* Begin Entries *
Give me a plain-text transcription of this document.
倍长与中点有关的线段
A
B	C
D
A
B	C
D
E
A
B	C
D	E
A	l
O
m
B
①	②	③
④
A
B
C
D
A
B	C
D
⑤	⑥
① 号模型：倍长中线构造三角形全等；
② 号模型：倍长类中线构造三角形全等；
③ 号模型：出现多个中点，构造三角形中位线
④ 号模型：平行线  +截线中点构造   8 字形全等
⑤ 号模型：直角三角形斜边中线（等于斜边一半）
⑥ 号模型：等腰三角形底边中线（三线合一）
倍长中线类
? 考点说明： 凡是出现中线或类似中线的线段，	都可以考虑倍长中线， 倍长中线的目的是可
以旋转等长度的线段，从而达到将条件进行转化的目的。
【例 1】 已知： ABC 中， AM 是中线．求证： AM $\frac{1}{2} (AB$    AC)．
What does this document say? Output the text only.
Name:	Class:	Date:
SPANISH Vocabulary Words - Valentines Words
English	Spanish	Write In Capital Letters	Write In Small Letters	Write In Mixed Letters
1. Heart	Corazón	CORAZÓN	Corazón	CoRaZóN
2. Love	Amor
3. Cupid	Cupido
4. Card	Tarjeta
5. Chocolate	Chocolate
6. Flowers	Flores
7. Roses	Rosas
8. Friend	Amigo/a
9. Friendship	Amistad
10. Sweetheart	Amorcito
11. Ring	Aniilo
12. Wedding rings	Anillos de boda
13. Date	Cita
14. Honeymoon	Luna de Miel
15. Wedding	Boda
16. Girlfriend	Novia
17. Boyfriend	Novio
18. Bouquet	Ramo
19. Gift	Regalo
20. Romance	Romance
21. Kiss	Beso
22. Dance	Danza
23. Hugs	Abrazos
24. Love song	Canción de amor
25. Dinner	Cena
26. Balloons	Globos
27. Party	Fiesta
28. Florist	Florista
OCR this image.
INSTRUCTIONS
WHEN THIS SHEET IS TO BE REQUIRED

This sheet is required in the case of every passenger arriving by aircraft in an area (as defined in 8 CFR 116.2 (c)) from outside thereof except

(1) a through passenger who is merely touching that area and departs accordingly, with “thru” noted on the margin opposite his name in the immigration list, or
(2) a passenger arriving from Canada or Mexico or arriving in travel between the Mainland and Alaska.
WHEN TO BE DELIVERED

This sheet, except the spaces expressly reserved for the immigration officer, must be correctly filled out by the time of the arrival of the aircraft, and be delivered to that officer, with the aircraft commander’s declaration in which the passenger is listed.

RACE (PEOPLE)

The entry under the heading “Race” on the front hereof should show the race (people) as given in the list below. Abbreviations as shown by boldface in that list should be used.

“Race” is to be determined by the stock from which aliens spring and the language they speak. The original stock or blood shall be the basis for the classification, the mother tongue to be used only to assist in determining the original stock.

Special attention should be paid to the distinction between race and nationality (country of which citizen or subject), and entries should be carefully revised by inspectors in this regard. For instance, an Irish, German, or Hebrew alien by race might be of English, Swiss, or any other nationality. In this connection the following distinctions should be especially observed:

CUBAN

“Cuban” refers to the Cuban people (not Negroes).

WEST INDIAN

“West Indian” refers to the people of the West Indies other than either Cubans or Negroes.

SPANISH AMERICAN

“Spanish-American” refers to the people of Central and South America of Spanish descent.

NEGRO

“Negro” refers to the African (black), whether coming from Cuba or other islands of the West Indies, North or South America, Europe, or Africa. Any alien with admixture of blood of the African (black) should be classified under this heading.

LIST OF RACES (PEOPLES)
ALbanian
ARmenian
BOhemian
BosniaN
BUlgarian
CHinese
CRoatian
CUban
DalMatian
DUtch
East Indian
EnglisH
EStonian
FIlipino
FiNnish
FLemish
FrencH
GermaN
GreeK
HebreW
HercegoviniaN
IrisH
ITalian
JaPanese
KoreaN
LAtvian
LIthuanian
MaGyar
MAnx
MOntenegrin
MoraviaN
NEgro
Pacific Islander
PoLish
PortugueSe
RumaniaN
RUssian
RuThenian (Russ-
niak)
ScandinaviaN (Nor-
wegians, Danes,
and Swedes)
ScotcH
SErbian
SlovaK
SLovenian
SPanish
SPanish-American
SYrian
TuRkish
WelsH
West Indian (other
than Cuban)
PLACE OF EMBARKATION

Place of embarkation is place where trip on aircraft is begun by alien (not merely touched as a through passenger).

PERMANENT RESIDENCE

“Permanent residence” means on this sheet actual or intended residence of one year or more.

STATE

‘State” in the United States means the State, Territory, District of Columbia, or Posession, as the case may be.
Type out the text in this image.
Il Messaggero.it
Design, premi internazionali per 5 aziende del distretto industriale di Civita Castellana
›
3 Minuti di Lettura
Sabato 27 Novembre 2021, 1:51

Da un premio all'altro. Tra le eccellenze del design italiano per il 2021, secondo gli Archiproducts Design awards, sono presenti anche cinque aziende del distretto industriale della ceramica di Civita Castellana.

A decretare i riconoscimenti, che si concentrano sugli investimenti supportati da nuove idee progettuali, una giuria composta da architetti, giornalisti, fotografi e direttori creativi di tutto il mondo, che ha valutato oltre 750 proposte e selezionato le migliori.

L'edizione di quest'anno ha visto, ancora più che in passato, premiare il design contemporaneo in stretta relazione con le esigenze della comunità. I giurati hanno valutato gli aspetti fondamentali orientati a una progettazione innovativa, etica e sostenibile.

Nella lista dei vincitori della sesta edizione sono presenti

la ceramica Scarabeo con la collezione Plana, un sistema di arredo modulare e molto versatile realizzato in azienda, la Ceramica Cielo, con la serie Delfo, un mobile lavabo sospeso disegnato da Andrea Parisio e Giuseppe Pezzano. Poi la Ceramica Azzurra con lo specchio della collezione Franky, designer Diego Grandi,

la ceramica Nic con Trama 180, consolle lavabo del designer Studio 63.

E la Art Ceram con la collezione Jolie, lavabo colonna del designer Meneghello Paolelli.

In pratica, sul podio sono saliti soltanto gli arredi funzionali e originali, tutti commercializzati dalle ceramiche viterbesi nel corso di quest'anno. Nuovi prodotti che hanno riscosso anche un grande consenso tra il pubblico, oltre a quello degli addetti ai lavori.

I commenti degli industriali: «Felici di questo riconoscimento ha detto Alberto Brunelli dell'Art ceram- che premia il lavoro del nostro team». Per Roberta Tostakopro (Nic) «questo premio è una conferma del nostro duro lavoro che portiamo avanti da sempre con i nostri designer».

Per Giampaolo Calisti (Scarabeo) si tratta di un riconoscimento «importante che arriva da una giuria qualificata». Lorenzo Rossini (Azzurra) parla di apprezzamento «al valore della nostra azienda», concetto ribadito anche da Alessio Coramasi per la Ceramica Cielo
* End Entries *
The entries above must be returned exactly.

Give me a plain-text transcription of this document.
倍长与中点有关的线段
A
B	C
D
A
B	C
D
E
A
B	C
D	E
A	l
O
m
B
①	②	③
④
A
B
C
D
A
B	C
D
⑤	⑥
① 号模型：倍长中线构造三角形全等；
② 号模型：倍长类中线构造三角形全等；
③ 号模型：出现多个中点，构造三角形中位线
④ 号模型：平行线  +截线中点构造   8 字形全等
⑤ 号模型：直角三角形斜边中线（等于斜边一半）
⑥ 号模型：等腰三角形底边中线（三线合一）
倍长中线类
? 考点说明： 凡是出现中线或类似中线的线段，	都可以考虑倍长中线， 倍长中线的目的是可
以旋转等长度的线段，从而达到将条件进行转化的目的。
【例 1】 已知： ABC 中， AM 是中线．求证： AM $\frac{1}{2} (AB$    AC)．
What does this document say? Output the text only.
Name:	Class:	Date:
SPANISH Vocabulary Words - Valentines Words
English	Spanish	Write In Capital Letters	Write In Small Letters	Write In Mixed Letters
1. Heart	Corazón	CORAZÓN	Corazón	CoRaZóN
2. Love	Amor
3. Cupid	Cupido
4. Card	Tarjeta
5. Chocolate	Chocolate
6. Flowers	Flores
7. Roses	Rosas
8. Friend	Amigo/a
9. Friendship	Amistad
10. Sweetheart	Amorcito
11. Ring	Aniilo
12. Wedding rings	Anillos de boda
13. Date	Cita
14. Honeymoon	Luna de Miel
15. Wedding	Boda
16. Girlfriend	Novia
17. Boyfriend	Novio
18. Bouquet	Ramo
19. Gift	Regalo
20. Romance	Romance
21. Kiss	Beso
22. Dance	Danza
23. Hugs	Abrazos
24. Love song	Canción de amor
25. Dinner	Cena
26. Balloons	Globos
27. Party	Fiesta
28. Florist	Florista
OCR this image.
INSTRUCTIONS
WHEN THIS SHEET IS TO BE REQUIRED

This sheet is required in the case of every passenger arriving by aircraft in an area (as defined in 8 CFR 116.2 (c)) from outside thereof except

(1) a through passenger who is merely touching that area and departs accordingly, with “thru” noted on the margin opposite his name in the immigration list, or
(2) a passenger arriving from Canada or Mexico or arriving in travel between the Mainland and Alaska.
WHEN TO BE DELIVERED

This sheet, except the spaces expressly reserved for the immigration officer, must be correctly filled out by the time of the arrival of the aircraft, and be delivered to that officer, with the aircraft commander’s declaration in which the passenger is listed.

RACE (PEOPLE)

The entry under the heading “Race” on the front hereof should show the race (people) as given in the list below. Abbreviations as shown by boldface in that list should be used.

“Race” is to be determined by the stock from which aliens spring and the language they speak. The original stock or blood shall be the basis for the classification, the mother tongue to be used only to assist in determining the original stock.

Special attention should be paid to the distinction between race and nationality (country of which citizen or subject), and entries should be carefully revised by inspectors in this regard. For instance, an Irish, German, or Hebrew alien by race might be of English, Swiss, or any other nationality. In this connection the following distinctions should be especially observed:

CUBAN

“Cuban” refers to the Cuban people (not Negroes).

WEST INDIAN

“West Indian” refers to the people of the West Indies other than either Cubans or Negroes.

SPANISH AMERICAN

“Spanish-American” refers to the people of Central and South America of Spanish descent.

NEGRO

“Negro” refers to the African (black), whether coming from Cuba or other islands of the West Indies, North or South America, Europe, or Africa. Any alien with admixture of blood of the African (black) should be classified under this heading.

LIST OF RACES (PEOPLES)
ALbanian
ARmenian
BOhemian
BosniaN
BUlgarian
CHinese
CRoatian
CUban
DalMatian
DUtch
East Indian
EnglisH
EStonian
FIlipino
FiNnish
FLemish
FrencH
GermaN
GreeK
HebreW
HercegoviniaN
IrisH
ITalian
JaPanese
KoreaN
LAtvian
LIthuanian
MaGyar
MAnx
MOntenegrin
MoraviaN
NEgro
Pacific Islander
PoLish
PortugueSe
RumaniaN
RUssian
RuThenian (Russ-
niak)
ScandinaviaN (Nor-
wegians, Danes,
and Swedes)
ScotcH
SErbian
SlovaK
SLovenian
SPanish
SPanish-American
SYrian
TuRkish
WelsH
West Indian (other
than Cuban)
PLACE OF EMBARKATION

Place of embarkation is place where trip on aircraft is begun by alien (not merely touched as a through passenger).

PERMANENT RESIDENCE

“Permanent residence” means on this sheet actual or intended residence of one year or more.

STATE

‘State” in the United States means the State, Territory, District of Columbia, or Posession, as the case may be.
Type out the text in this image.
Il Messaggero.it
Design, premi internazionali per 5 aziende del distretto industriale di Civita Castellana
›
3 Minuti di Lettura
Sabato 27 Novembre 2021, 1:51

Da un premio all'altro. Tra le eccellenze del design italiano per il 2021, secondo gli Archiproducts Design awards, sono presenti anche cinque aziende del distretto industriale della ceramica di Civita Castellana.

A decretare i riconoscimenti, che si concentrano sugli investimenti supportati da nuove idee progettuali, una giuria composta da architetti, giornalisti, fotografi e direttori creativi di tutto il mondo, che ha valutato oltre 750 proposte e selezionato le migliori.

L'edizione di quest'anno ha visto, ancora più che in passato, premiare il design contemporaneo in stretta relazione con le esigenze della comunità. I giurati hanno valutato gli aspetti fondamentali orientati a una progettazione innovativa, etica e sostenibile.

Nella lista dei vincitori della sesta edizione sono presenti

la ceramica Scarabeo con la collezione Plana, un sistema di arredo modulare e molto versatile realizzato in azienda, la Ceramica Cielo, con la serie Delfo, un mobile lavabo sospeso disegnato da Andrea Parisio e Giuseppe Pezzano. Poi la Ceramica Azzurra con lo specchio della collezione Franky, designer Diego Grandi,

la ceramica Nic con Trama 180, consolle lavabo del designer Studio 63.

E la Art Ceram con la collezione Jolie, lavabo colonna del designer Meneghello Paolelli.

In pratica, sul podio sono saliti soltanto gli arredi funzionali e originali, tutti commercializzati dalle ceramiche viterbesi nel corso di quest'anno. Nuovi prodotti che hanno riscosso anche un grande consenso tra il pubblico, oltre a quello degli addetti ai lavori.

I commenti degli industriali: «Felici di questo riconoscimento ha detto Alberto Brunelli dell'Art ceram- che premia il lavoro del nostro team». Per Roberta Tostakopro (Nic) «questo premio è una conferma del nostro duro lavoro che portiamo avanti da sempre con i nostri designer».

Per Giampaolo Calisti (Scarabeo) si tratta di un riconoscimento «importante che arriva da una giuria qualificata». Lorenzo Rossini (Azzurra) parla di apprezzamento «al valore della nostra azienda», concetto ribadito anche da Alessio Coramasi per la Ceramica Cielo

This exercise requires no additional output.